Given exercise:
Please reproduce every line of the material below word for word, omitting the pictures.

Extracted material
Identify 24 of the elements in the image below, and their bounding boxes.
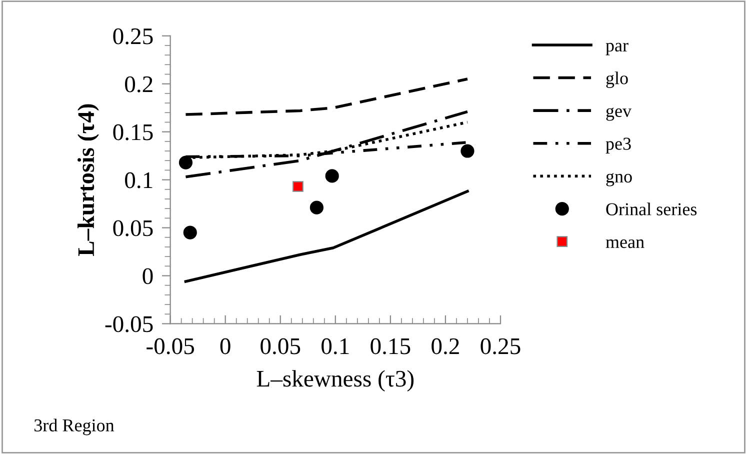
y-tick-label: 0 bbox=[142, 268, 153, 284]
y-tick-label: 0.2 bbox=[125, 76, 152, 92]
x-tick-label: 0.1 bbox=[322, 338, 349, 354]
y-tick-label: 0.15 bbox=[113, 124, 153, 140]
x-tick-label: 0.25 bbox=[480, 338, 520, 354]
y-tick-label: 0.25 bbox=[113, 28, 153, 44]
legend-label: par bbox=[606, 42, 628, 56]
x-tick-label: -0.05 bbox=[146, 338, 194, 354]
y-axis-title: L–kurtosis (τ4) bbox=[78, 104, 99, 256]
legend-label: gev bbox=[606, 108, 632, 121]
legend-label: glo bbox=[606, 72, 628, 88]
legend-label: gno bbox=[606, 173, 632, 186]
y-tick-label: -0.05 bbox=[105, 316, 153, 332]
x-tick-label: 0.2 bbox=[432, 338, 459, 354]
y-tick-label: 0.1 bbox=[125, 172, 152, 188]
x-tick-label: 0 bbox=[220, 338, 230, 354]
legend-label: mean bbox=[606, 239, 644, 248]
legend-label: Orinal series bbox=[606, 202, 697, 216]
y-tick-label: 0.05 bbox=[113, 220, 153, 236]
legend-label: pe3 bbox=[606, 138, 631, 154]
x-tick-label: 0.15 bbox=[370, 338, 410, 354]
x-axis-title: L–skewness (τ3) bbox=[256, 370, 414, 392]
text: 3rd Region bbox=[34, 418, 114, 436]
x-tick-label: 0.05 bbox=[260, 338, 300, 354]
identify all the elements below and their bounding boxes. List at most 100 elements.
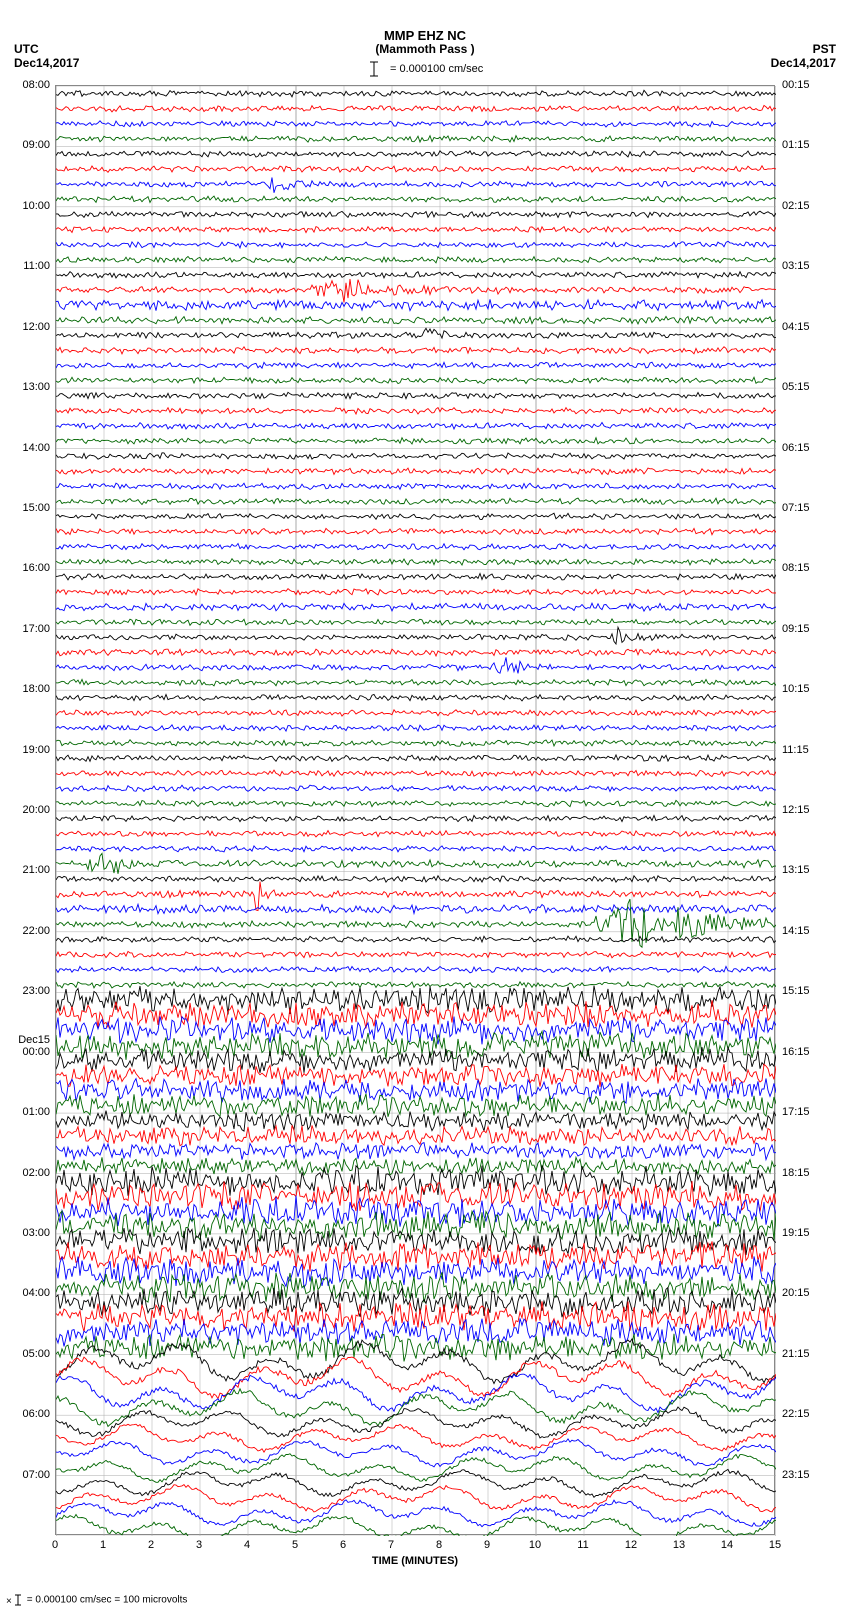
seismic-trace bbox=[56, 770, 776, 776]
seismic-trace bbox=[56, 362, 776, 368]
hour-label-left: 08:00 bbox=[0, 79, 54, 91]
hour-label-right: 21:15 bbox=[778, 1348, 848, 1360]
seismic-trace bbox=[56, 785, 776, 791]
seismic-trace bbox=[56, 1000, 776, 1028]
hour-label-left: 21:00 bbox=[0, 864, 54, 876]
hour-label-right: 02:15 bbox=[778, 200, 848, 212]
seismic-trace bbox=[56, 178, 776, 193]
x-axis: TIME (MINUTES) 0123456789101112131415 bbox=[55, 1537, 775, 1587]
seismic-trace bbox=[56, 853, 776, 873]
seismic-trace bbox=[56, 904, 776, 913]
x-tick-label: 4 bbox=[244, 1539, 250, 1551]
hour-label-left: 04:00 bbox=[0, 1287, 54, 1299]
hour-label-right: 08:15 bbox=[778, 562, 848, 574]
x-tick-label: 10 bbox=[529, 1539, 541, 1551]
hour-label-left: 19:00 bbox=[0, 744, 54, 756]
seismic-trace bbox=[56, 1318, 776, 1346]
seismic-trace bbox=[56, 603, 776, 611]
seismic-trace bbox=[56, 694, 776, 701]
hour-label-left: 06:00 bbox=[0, 1408, 54, 1420]
seismic-trace bbox=[56, 166, 776, 173]
x-tick-label: 9 bbox=[484, 1539, 490, 1551]
seismic-trace bbox=[56, 559, 776, 565]
tz-right: PST bbox=[813, 42, 836, 56]
svg-text:×: × bbox=[6, 1596, 12, 1607]
hour-label-right: 23:15 bbox=[778, 1469, 848, 1481]
hour-label-left: 18:00 bbox=[0, 683, 54, 695]
scale-marker-icon: × bbox=[6, 1593, 24, 1607]
hour-label-right: 15:15 bbox=[778, 985, 848, 997]
hour-label-left: 11:00 bbox=[0, 260, 54, 272]
x-tick-label: 15 bbox=[769, 1539, 781, 1551]
hour-label-right: 17:15 bbox=[778, 1106, 848, 1118]
hour-label-left: 10:00 bbox=[0, 200, 54, 212]
seismic-trace bbox=[56, 1227, 776, 1255]
seismic-trace bbox=[56, 136, 776, 142]
seismic-trace bbox=[56, 876, 776, 882]
hour-label-left: 12:00 bbox=[0, 321, 54, 333]
seismic-trace bbox=[56, 679, 776, 686]
left-hour-labels: 08:0009:0010:0011:0012:0013:0014:0015:00… bbox=[0, 85, 54, 1535]
seismogram-plot bbox=[55, 85, 775, 1535]
seismic-trace bbox=[56, 90, 776, 97]
hour-label-right: 04:15 bbox=[778, 321, 848, 333]
seismic-trace bbox=[56, 966, 776, 972]
x-tick-label: 11 bbox=[577, 1539, 588, 1551]
tz-left: UTC bbox=[14, 42, 39, 56]
hour-label-left: 20:00 bbox=[0, 804, 54, 816]
hour-label-left: 23:00 bbox=[0, 985, 54, 997]
right-hour-labels: 00:1501:1502:1503:1504:1505:1506:1507:15… bbox=[778, 85, 848, 1535]
hour-label-left: 02:00 bbox=[0, 1167, 54, 1179]
hour-label-right: 20:15 bbox=[778, 1287, 848, 1299]
seismic-trace bbox=[56, 272, 776, 279]
seismic-trace bbox=[56, 196, 776, 202]
station-name: (Mammoth Pass ) bbox=[0, 42, 850, 56]
seismic-trace bbox=[56, 468, 776, 474]
hour-label-left: 13:00 bbox=[0, 381, 54, 393]
seismic-trace bbox=[56, 1111, 776, 1132]
seismic-trace bbox=[56, 649, 776, 656]
seismic-trace bbox=[56, 279, 776, 302]
seismic-trace bbox=[56, 619, 776, 625]
seismic-trace bbox=[56, 211, 776, 217]
seismic-trace bbox=[56, 1424, 776, 1452]
seismic-trace bbox=[56, 316, 776, 324]
seismic-trace bbox=[56, 846, 776, 852]
seismic-trace bbox=[56, 438, 776, 444]
seismic-trace bbox=[56, 1064, 776, 1087]
hour-label-left: 03:00 bbox=[0, 1227, 54, 1239]
seismic-trace bbox=[56, 1017, 776, 1045]
date-right: Dec14,2017 bbox=[771, 56, 836, 70]
hour-label-left: 22:00 bbox=[0, 925, 54, 937]
seismic-trace bbox=[56, 257, 776, 263]
x-tick-label: 6 bbox=[340, 1539, 346, 1551]
x-tick-label: 2 bbox=[148, 1539, 154, 1551]
seismic-trace bbox=[56, 1407, 776, 1438]
seismic-trace bbox=[56, 755, 776, 762]
seismic-trace bbox=[56, 657, 776, 673]
seismic-trace bbox=[56, 528, 776, 534]
hour-label-right: 16:15 bbox=[778, 1046, 848, 1058]
seismic-trace bbox=[56, 816, 776, 822]
seismic-trace bbox=[56, 105, 776, 112]
seismic-trace bbox=[56, 1339, 776, 1384]
x-tick-label: 3 bbox=[196, 1539, 202, 1551]
seismic-trace bbox=[56, 1454, 776, 1483]
seismic-trace bbox=[56, 936, 776, 943]
scale-marker-icon bbox=[367, 60, 381, 78]
hour-label-right: 18:15 bbox=[778, 1167, 848, 1179]
hour-label-right: 00:15 bbox=[778, 79, 848, 91]
seismic-trace bbox=[56, 513, 776, 519]
hour-label-right: 05:15 bbox=[778, 381, 848, 393]
hour-label-right: 14:15 bbox=[778, 925, 848, 937]
seismic-trace bbox=[56, 725, 776, 731]
footer-scale-text: = 0.000100 cm/sec = 100 microvolts bbox=[27, 1595, 188, 1606]
hour-label-left: 15:00 bbox=[0, 502, 54, 514]
x-tick-label: 14 bbox=[721, 1539, 733, 1551]
seismic-trace bbox=[56, 1143, 776, 1160]
hour-label-left: 01:00 bbox=[0, 1106, 54, 1118]
seismic-trace bbox=[56, 121, 776, 127]
seismic-trace bbox=[56, 377, 776, 383]
seismic-trace bbox=[56, 483, 776, 489]
seismic-trace bbox=[56, 151, 776, 157]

The reply:
Identify 24 of the elements in the image below, and their bounding boxes.
y-tick-label: 0 bbox=[142, 268, 153, 284]
y-tick-label: 0.2 bbox=[125, 76, 152, 92]
x-tick-label: 0.1 bbox=[322, 338, 349, 354]
y-tick-label: 0.15 bbox=[113, 124, 153, 140]
x-tick-label: 0.25 bbox=[480, 338, 520, 354]
y-tick-label: 0.25 bbox=[113, 28, 153, 44]
legend-label: par bbox=[606, 42, 628, 56]
x-tick-label: -0.05 bbox=[146, 338, 194, 354]
y-axis-title: L–kurtosis (τ4) bbox=[78, 104, 99, 256]
legend-label: gev bbox=[606, 108, 632, 121]
legend-label: glo bbox=[606, 72, 628, 88]
legend-label: gno bbox=[606, 173, 632, 186]
y-tick-label: -0.05 bbox=[105, 316, 153, 332]
x-tick-label: 0.2 bbox=[432, 338, 459, 354]
y-tick-label: 0.1 bbox=[125, 172, 152, 188]
x-tick-label: 0 bbox=[220, 338, 230, 354]
legend-label: mean bbox=[606, 239, 644, 248]
legend-label: Orinal series bbox=[606, 202, 697, 216]
y-tick-label: 0.05 bbox=[113, 220, 153, 236]
legend-label: pe3 bbox=[606, 138, 631, 154]
x-tick-label: 0.15 bbox=[370, 338, 410, 354]
x-axis-title: L–skewness (τ3) bbox=[256, 370, 414, 392]
text: 3rd Region bbox=[34, 418, 114, 436]
x-tick-label: 0.05 bbox=[260, 338, 300, 354]
identify all the elements below and their bounding boxes. List at most 100 elements.
seismic-trace bbox=[56, 770, 776, 776]
seismic-trace bbox=[56, 362, 776, 368]
hour-label-left: 08:00 bbox=[0, 79, 54, 91]
hour-label-right: 21:15 bbox=[778, 1348, 848, 1360]
seismic-trace bbox=[56, 785, 776, 791]
seismic-trace bbox=[56, 1000, 776, 1028]
hour-label-left: 21:00 bbox=[0, 864, 54, 876]
hour-label-right: 02:15 bbox=[778, 200, 848, 212]
seismic-trace bbox=[56, 178, 776, 193]
x-axis: TIME (MINUTES) 0123456789101112131415 bbox=[55, 1537, 775, 1587]
seismic-trace bbox=[56, 853, 776, 873]
seismic-trace bbox=[56, 904, 776, 913]
x-tick-label: 4 bbox=[244, 1539, 250, 1551]
hour-label-left: 04:00 bbox=[0, 1287, 54, 1299]
hour-label-right: 08:15 bbox=[778, 562, 848, 574]
x-tick-label: 10 bbox=[529, 1539, 541, 1551]
hour-label-left: 19:00 bbox=[0, 744, 54, 756]
seismic-trace bbox=[56, 1318, 776, 1346]
seismic-trace bbox=[56, 603, 776, 611]
seismic-trace bbox=[56, 694, 776, 701]
hour-label-left: 06:00 bbox=[0, 1408, 54, 1420]
seismic-trace bbox=[56, 166, 776, 173]
x-tick-label: 9 bbox=[484, 1539, 490, 1551]
seismic-trace bbox=[56, 559, 776, 565]
tz-right: PST bbox=[813, 42, 836, 56]
svg-text:×: × bbox=[6, 1596, 12, 1607]
hour-label-right: 23:15 bbox=[778, 1469, 848, 1481]
hour-label-left: 18:00 bbox=[0, 683, 54, 695]
scale-marker-icon: × bbox=[6, 1593, 24, 1607]
hour-label-right: 15:15 bbox=[778, 985, 848, 997]
hour-label-left: 11:00 bbox=[0, 260, 54, 272]
x-tick-label: 15 bbox=[769, 1539, 781, 1551]
hour-label-right: 17:15 bbox=[778, 1106, 848, 1118]
hour-label-left: 10:00 bbox=[0, 200, 54, 212]
seismic-trace bbox=[56, 1227, 776, 1255]
seismic-trace bbox=[56, 136, 776, 142]
seismic-trace bbox=[56, 876, 776, 882]
hour-label-left: 12:00 bbox=[0, 321, 54, 333]
seismic-trace bbox=[56, 679, 776, 686]
left-hour-labels: 08:0009:0010:0011:0012:0013:0014:0015:00… bbox=[0, 85, 54, 1535]
seismogram-plot bbox=[55, 85, 775, 1535]
seismic-trace bbox=[56, 90, 776, 97]
hour-label-right: 04:15 bbox=[778, 321, 848, 333]
seismic-trace bbox=[56, 966, 776, 972]
x-tick-label: 11 bbox=[577, 1539, 588, 1551]
tz-left: UTC bbox=[14, 42, 39, 56]
hour-label-left: 20:00 bbox=[0, 804, 54, 816]
hour-label-left: 23:00 bbox=[0, 985, 54, 997]
right-hour-labels: 00:1501:1502:1503:1504:1505:1506:1507:15… bbox=[778, 85, 848, 1535]
hour-label-left: 02:00 bbox=[0, 1167, 54, 1179]
hour-label-right: 20:15 bbox=[778, 1287, 848, 1299]
seismic-trace bbox=[56, 272, 776, 279]
seismic-trace bbox=[56, 196, 776, 202]
station-name: (Mammoth Pass ) bbox=[0, 42, 850, 56]
seismic-trace bbox=[56, 468, 776, 474]
hour-label-left: 13:00 bbox=[0, 381, 54, 393]
seismic-trace bbox=[56, 1111, 776, 1132]
seismic-trace bbox=[56, 649, 776, 656]
seismic-trace bbox=[56, 279, 776, 302]
seismic-trace bbox=[56, 619, 776, 625]
seismic-trace bbox=[56, 211, 776, 217]
seismic-trace bbox=[56, 1424, 776, 1452]
seismic-trace bbox=[56, 316, 776, 324]
seismic-trace bbox=[56, 846, 776, 852]
seismic-trace bbox=[56, 438, 776, 444]
seismic-trace bbox=[56, 1064, 776, 1087]
hour-label-left: 03:00 bbox=[0, 1227, 54, 1239]
seismic-trace bbox=[56, 1017, 776, 1045]
date-right: Dec14,2017 bbox=[771, 56, 836, 70]
hour-label-left: 22:00 bbox=[0, 925, 54, 937]
seismic-trace bbox=[56, 257, 776, 263]
x-tick-label: 6 bbox=[340, 1539, 346, 1551]
x-tick-label: 2 bbox=[148, 1539, 154, 1551]
seismic-trace bbox=[56, 1407, 776, 1438]
seismic-trace bbox=[56, 755, 776, 762]
seismic-trace bbox=[56, 657, 776, 673]
seismic-trace bbox=[56, 528, 776, 534]
hour-label-right: 16:15 bbox=[778, 1046, 848, 1058]
seismic-trace bbox=[56, 816, 776, 822]
seismic-trace bbox=[56, 105, 776, 112]
seismic-trace bbox=[56, 1339, 776, 1384]
x-tick-label: 3 bbox=[196, 1539, 202, 1551]
seismic-trace bbox=[56, 1454, 776, 1483]
seismic-trace bbox=[56, 936, 776, 943]
scale-marker-icon bbox=[367, 60, 381, 78]
hour-label-right: 18:15 bbox=[778, 1167, 848, 1179]
hour-label-right: 00:15 bbox=[778, 79, 848, 91]
seismic-trace bbox=[56, 513, 776, 519]
hour-label-right: 05:15 bbox=[778, 381, 848, 393]
hour-label-right: 14:15 bbox=[778, 925, 848, 937]
seismic-trace bbox=[56, 725, 776, 731]
footer-scale-text: = 0.000100 cm/sec = 100 microvolts bbox=[27, 1595, 188, 1606]
hour-label-left: 15:00 bbox=[0, 502, 54, 514]
x-tick-label: 14 bbox=[721, 1539, 733, 1551]
seismic-trace bbox=[56, 1143, 776, 1160]
hour-label-left: 01:00 bbox=[0, 1106, 54, 1118]
seismic-trace bbox=[56, 121, 776, 127]
seismic-trace bbox=[56, 377, 776, 383]
seismic-trace bbox=[56, 483, 776, 489]
seismic-trace bbox=[56, 151, 776, 157]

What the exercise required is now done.